• **Work instruction**:
Each line below that includes "Byron" counts once; report the total and nothing more.

• **Data to examine**:
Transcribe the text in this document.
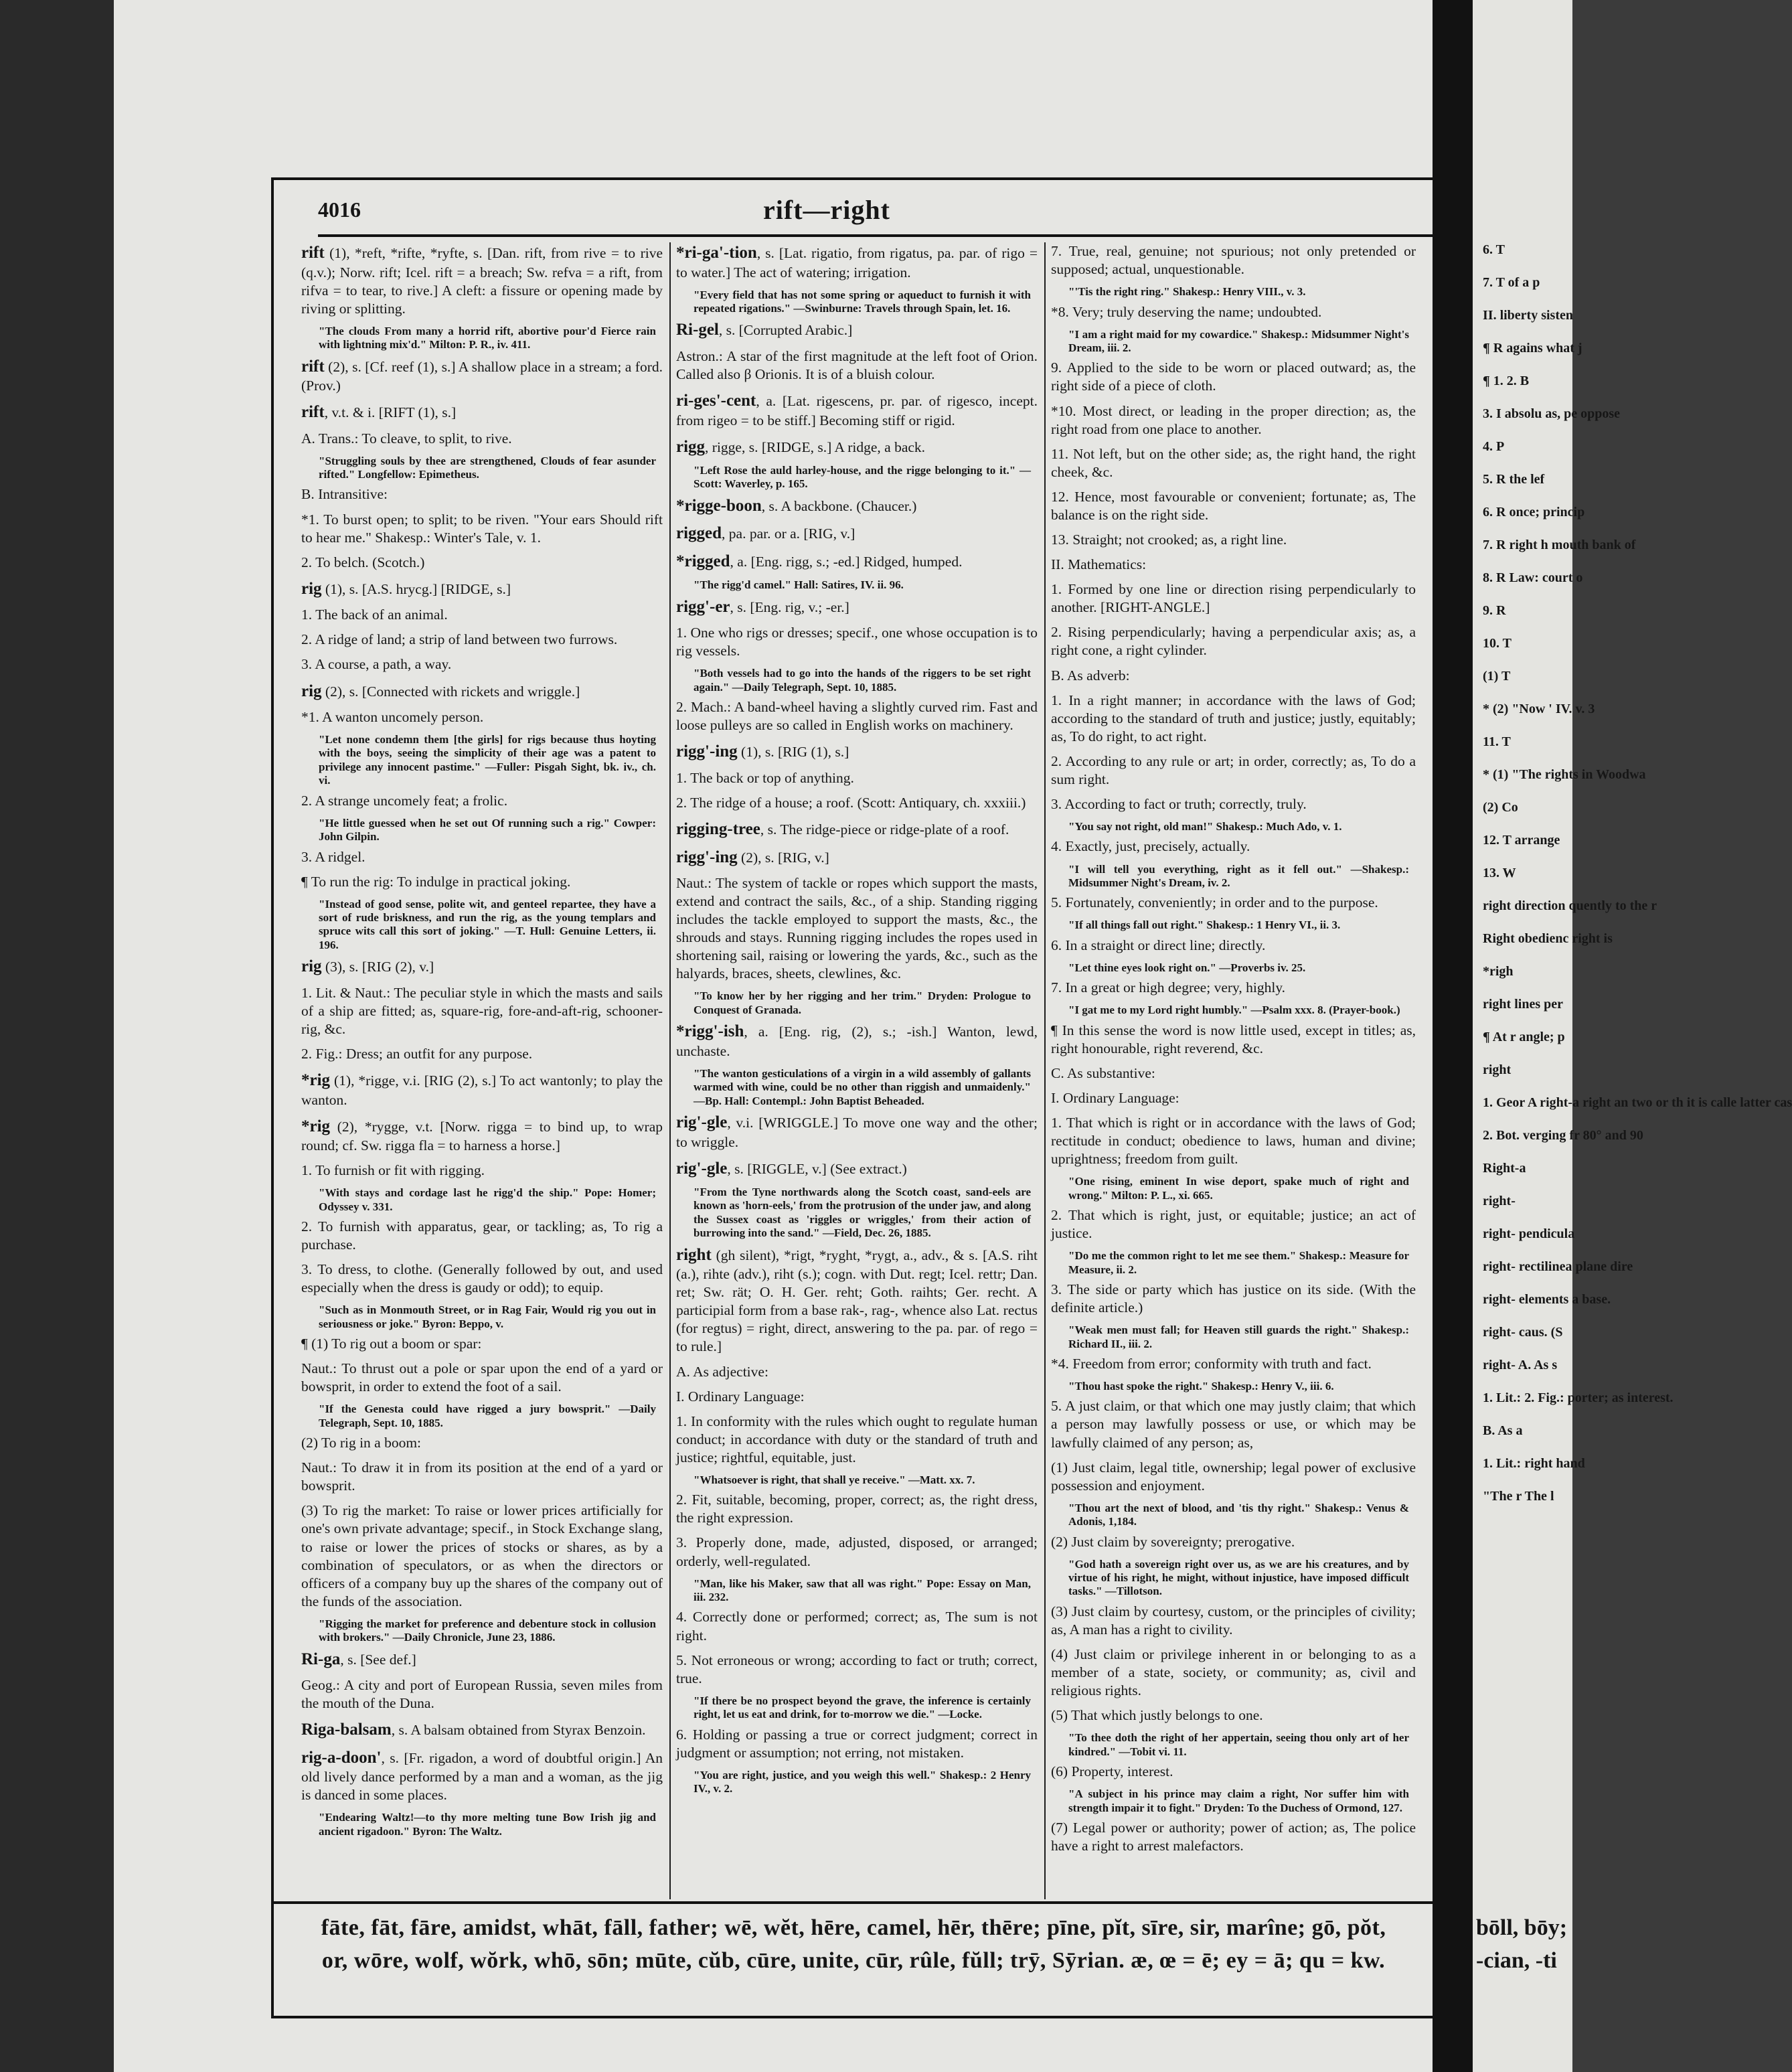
6. T
7. T of a p
II. liberty sisten
¶ R agains what j
¶ 1. 2. B
3. I absolu as, pe oppose
4. P
5. R the lef
6. R once; princip
7. R right h mouth bank of
8. R Law: court o
9. R
10. T
(1) T
* (2) "Now ' IV. v. 3
11. T
* (1) "The rights in Woodwa
(2) Co
12. T arrange
13. W
right direction quently to the r
Right obedienc right is
*righ
right lines per
¶ At r angle; p
right
1. Geor A right-a right an two or th it is calle latter cas
2. Bot. verging fr 80° and 90
Right-a
right-
right- pendicula
right- rectilinea plane dire
right- elements a base.
right- caus. (S
right- A. As s
1. Lit.: 2. Fig.: porter; as interest.
B. As a
1. Lit.: right hand
"The r The l
bōll, bōy;
-cian, -ti
4016	rift—right

rift (1), *reft, *rifte, *ryfte, s. [Dan. rift, from rive = to rive (q.v.); Norw. rift; Icel. rift = a breach; Sw. refva = a rift, from rifva = to tear, to rive.] A cleft: a fissure or opening made by riving or splitting.

"The clouds From many a horrid rift, abortive pour'd Fierce rain with lightning mix'd." Milton: P. R., iv. 411.

rift (2), s. [Cf. reef (1), s.] A shallow place in a stream; a ford. (Prov.)

rift, v.t. & i. [RIFT (1), s.]

A. Trans.: To cleave, to split, to rive.

"Struggling souls by thee are strengthened, Clouds of fear asunder rifted." Longfellow: Epimetheus.

B. Intransitive:

*1. To burst open; to split; to be riven. "Your ears Should rift to hear me." Shakesp.: Winter's Tale, v. 1.

2. To belch. (Scotch.)

rig (1), s. [A.S. hrycg.] [RIDGE, s.]

1. The back of an animal.

2. A ridge of land; a strip of land between two furrows.

3. A course, a path, a way.

rig (2), s. [Connected with rickets and wriggle.]

*1. A wanton uncomely person.

"Let none condemn them [the girls] for rigs because thus hoyting with the boys, seeing the simplicity of their age was a patent to privilege any innocent pastime." —Fuller: Pisgah Sight, bk. iv., ch. vi.

2. A strange uncomely feat; a frolic.

"He little guessed when he set out Of running such a rig." Cowper: John Gilpin.

3. A ridgel.

¶ To run the rig: To indulge in practical joking.

"Instead of good sense, polite wit, and genteel repartee, they have a sort of rude briskness, and run the rig, as the young templars and spruce wits call this sort of joking." —T. Hull: Genuine Letters, ii. 196.

rig (3), s. [RIG (2), v.]

1. Lit. & Naut.: The peculiar style in which the masts and sails of a ship are fitted; as, square-rig, fore-and-aft-rig, schooner-rig, &c.

2. Fig.: Dress; an outfit for any purpose.

*rig (1), *rigge, v.i. [RIG (2), s.] To act wantonly; to play the wanton.

*rig (2), *rygge, v.t. [Norw. rigga = to bind up, to wrap round; cf. Sw. rigga fla = to harness a horse.]

1. To furnish or fit with rigging.

"With stays and cordage last he rigg'd the ship." Pope: Homer; Odyssey v. 331.

2. To furnish with apparatus, gear, or tackling; as, To rig a purchase.

3. To dress, to clothe. (Generally followed by out, and used especially when the dress is gaudy or odd); to equip.

"Such as in Monmouth Street, or in Rag Fair, Would rig you out in seriousness or joke." Byron: Beppo, v.

¶ (1) To rig out a boom or spar:

Naut.: To thrust out a pole or spar upon the end of a yard or bowsprit, in order to extend the foot of a sail.

"If the Genesta could have rigged a jury bowsprit." —Daily Telegraph, Sept. 10, 1885.

(2) To rig in a boom:

Naut.: To draw it in from its position at the end of a yard or bowsprit.

(3) To rig the market: To raise or lower prices artificially for one's own private advantage; specif., in Stock Exchange slang, to raise or lower the prices of stocks or shares, as by a combination of speculators, or as when the directors or officers of a company buy up the shares of the company out of the funds of the association.

"Rigging the market for preference and debenture stock in collusion with brokers." —Daily Chronicle, June 23, 1886.

Ri-ga, s. [See def.]

Geog.: A city and port of European Russia, seven miles from the mouth of the Duna.

Riga-balsam, s. A balsam obtained from Styrax Benzoin.

rig-a-doon', s. [Fr. rigadon, a word of doubtful origin.] An old lively dance performed by a man and a woman, as the jig is danced in some places.

"Endearing Waltz!—to thy more melting tune Bow Irish jig and ancient rigadoon." Byron: The Waltz.

*ri-ga'-tion, s. [Lat. rigatio, from rigatus, pa. par. of rigo = to water.] The act of watering; irrigation.

"Every field that has not some spring or aqueduct to furnish it with repeated rigations." —Swinburne: Travels through Spain, let. 16.

Ri-gel, s. [Corrupted Arabic.]

Astron.: A star of the first magnitude at the left foot of Orion. Called also β Orionis. It is of a bluish colour.

ri-ges'-cent, a. [Lat. rigescens, pr. par. of rigesco, incept. from rigeo = to be stiff.] Becoming stiff or rigid.

rigg, rigge, s. [RIDGE, s.] A ridge, a back.

"Left Rose the auld harley-house, and the rigge belonging to it." —Scott: Waverley, p. 165.

*rigge-boon, s. A backbone. (Chaucer.)

rigged, pa. par. or a. [RIG, v.]

*rigged, a. [Eng. rigg, s.; -ed.] Ridged, humped.

"The rigg'd camel." Hall: Satires, IV. ii. 96.

rigg'-er, s. [Eng. rig, v.; -er.]

1. One who rigs or dresses; specif., one whose occupation is to rig vessels.

"Both vessels had to go into the hands of the riggers to be set right again." —Daily Telegraph, Sept. 10, 1885.

2. Mach.: A band-wheel having a slightly curved rim. Fast and loose pulleys are so called in English works on machinery.

rigg'-ing (1), s. [RIG (1), s.]

1. The back or top of anything.

2. The ridge of a house; a roof. (Scott: Antiquary, ch. xxxiii.)

rigging-tree, s. The ridge-piece or ridge-plate of a roof.

rigg'-ing (2), s. [RIG, v.]

Naut.: The system of tackle or ropes which support the masts, extend and contract the sails, &c., of a ship. Standing rigging includes the tackle employed to support the masts, &c., the shrouds and stays. Running rigging includes the ropes used in shortening sail, raising or lowering the yards, &c., such as the halyards, braces, sheets, clewlines, &c.

"To know her by her rigging and her trim." Dryden: Prologue to Conquest of Granada.

*rigg'-ish, a. [Eng. rig, (2), s.; -ish.] Wanton, lewd, unchaste.

"The wanton gesticulations of a virgin in a wild assembly of gallants warmed with wine, could be no other than riggish and unmaidenly." —Bp. Hall: Contempl.: John Baptist Beheaded.

rig'-gle, v.i. [WRIGGLE.] To move one way and the other; to wriggle.

rig'-gle, s. [RIGGLE, v.] (See extract.)

"From the Tyne northwards along the Scotch coast, sand-eels are known as 'horn-eels,' from the protrusion of the under jaw, and along the Sussex coast as 'riggles or wriggles,' from their action of burrowing into the sand." —Field, Dec. 26, 1885.

right (gh silent), *rigt, *ryght, *rygt, a., adv., & s. [A.S. riht (a.), rihte (adv.), riht (s.); cogn. with Dut. regt; Icel. rettr; Dan. ret; Sw. rät; O. H. Ger. reht; Goth. raihts; Ger. recht. A participial form from a base rak-, rag-, whence also Lat. rectus (for regtus) = right, direct, answering to the pa. par. of rego = to rule.]

A. As adjective:

I. Ordinary Language:

1. In conformity with the rules which ought to regulate human conduct; in accordance with duty or the standard of truth and justice; rightful, equitable, just.

"Whatsoever is right, that shall ye receive." —Matt. xx. 7.

2. Fit, suitable, becoming, proper, correct; as, the right dress, the right expression.

3. Properly done, made, adjusted, disposed, or arranged; orderly, well-regulated.

"Man, like his Maker, saw that all was right." Pope: Essay on Man, iii. 232.

4. Correctly done or performed; correct; as, The sum is not right.

5. Not erroneous or wrong; according to fact or truth; correct, true.

"If there be no prospect beyond the grave, the inference is certainly right, let us eat and drink, for to-morrow we die." —Locke.

6. Holding or passing a true or correct judgment; correct in judgment or assumption; not erring, not mistaken.

"You are right, justice, and you weigh this well." Shakesp.: 2 Henry IV., v. 2.

7. True, real, genuine; not spurious; not only pretended or supposed; actual, unquestionable.

"'Tis the right ring." Shakesp.: Henry VIII., v. 3.

*8. Very; truly deserving the name; undoubted.

"I am a right maid for my cowardice." Shakesp.: Midsummer Night's Dream, iii. 2.

9. Applied to the side to be worn or placed outward; as, the right side of a piece of cloth.

*10. Most direct, or leading in the proper direction; as, the right road from one place to another.

11. Not left, but on the other side; as, the right hand, the right cheek, &c.

12. Hence, most favourable or convenient; fortunate; as, The balance is on the right side.

13. Straight; not crooked; as, a right line.

II. Mathematics:

1. Formed by one line or direction rising perpendicularly to another. [RIGHT-ANGLE.]

2. Rising perpendicularly; having a perpendicular axis; as, a right cone, a right cylinder.

B. As adverb:

1. In a right manner; in accordance with the laws of God; according to the standard of truth and justice; justly, equitably; as, To do right, to act right.

2. According to any rule or art; in order, correctly; as, To do a sum right.

3. According to fact or truth; correctly, truly.

"You say not right, old man!" Shakesp.: Much Ado, v. 1.

4. Exactly, just, precisely, actually.

"I will tell you everything, right as it fell out." —Shakesp.: Midsummer Night's Dream, iv. 2.

5. Fortunately, conveniently; in order and to the purpose.

"If all things fall out right." Shakesp.: 1 Henry VI., ii. 3.

6. In a straight or direct line; directly.

"Let thine eyes look right on." —Proverbs iv. 25.

7. In a great or high degree; very, highly.

"I gat me to my Lord right humbly." —Psalm xxx. 8. (Prayer-book.)

¶ In this sense the word is now little used, except in titles; as, right honourable, right reverend, &c.

C. As substantive:

I. Ordinary Language:

1. That which is right or in accordance with the laws of God; rectitude in conduct; obedience to laws, human and divine; uprightness; freedom from guilt.

"One rising, eminent In wise deport, spake much of right and wrong." Milton: P. L., xi. 665.

2. That which is right, just, or equitable; justice; an act of justice.

"Do me the common right to let me see them." Shakesp.: Measure for Measure, ii. 2.

3. The side or party which has justice on its side. (With the definite article.)

"Weak men must fall; for Heaven still guards the right." Shakesp.: Richard II., iii. 2.

*4. Freedom from error; conformity with truth and fact.

"Thou hast spoke the right." Shakesp.: Henry V., iii. 6.

5. A just claim, or that which one may justly claim; that which a person may lawfully possess or use, or which may be lawfully claimed of any person; as,

(1) Just claim, legal title, ownership; legal power of exclusive possession and enjoyment.

"Thou art the next of blood, and 'tis thy right." Shakesp.: Venus & Adonis, 1,184.

(2) Just claim by sovereignty; prerogative.

"God hath a sovereign right over us, as we are his creatures, and by virtue of his right, he might, without injustice, have imposed difficult tasks." —Tillotson.

(3) Just claim by courtesy, custom, or the principles of civility; as, A man has a right to civility.

(4) Just claim or privilege inherent in or belonging to as a member of a state, society, or community; as, civil and religious rights.

(5) That which justly belongs to one.

"To thee doth the right of her appertain, seeing thou only art of her kindred." —Tobit vi. 11.

(6) Property, interest.

"A subject in his prince may claim a right, Nor suffer him with strength impair it to fight." Dryden: To the Duchess of Ormond, 127.

(7) Legal power or authority; power of action; as, The police have a right to arrest malefactors.

fāte, fāt, fāre, amidst, whāt, fāll, father; wē, wĕt, hēre, camel, hēr, thēre; pīne, pĭt, sīre, sir, marîne; gō, pŏt,
or, wōre, wolf, wŏrk, whō, sōn; mūte, cŭb, cūre, unite, cūr, rûle, fŭll; trȳ, Sȳrian. æ, œ = ē; ey = ā; qu = kw.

• **Result of the task**:
2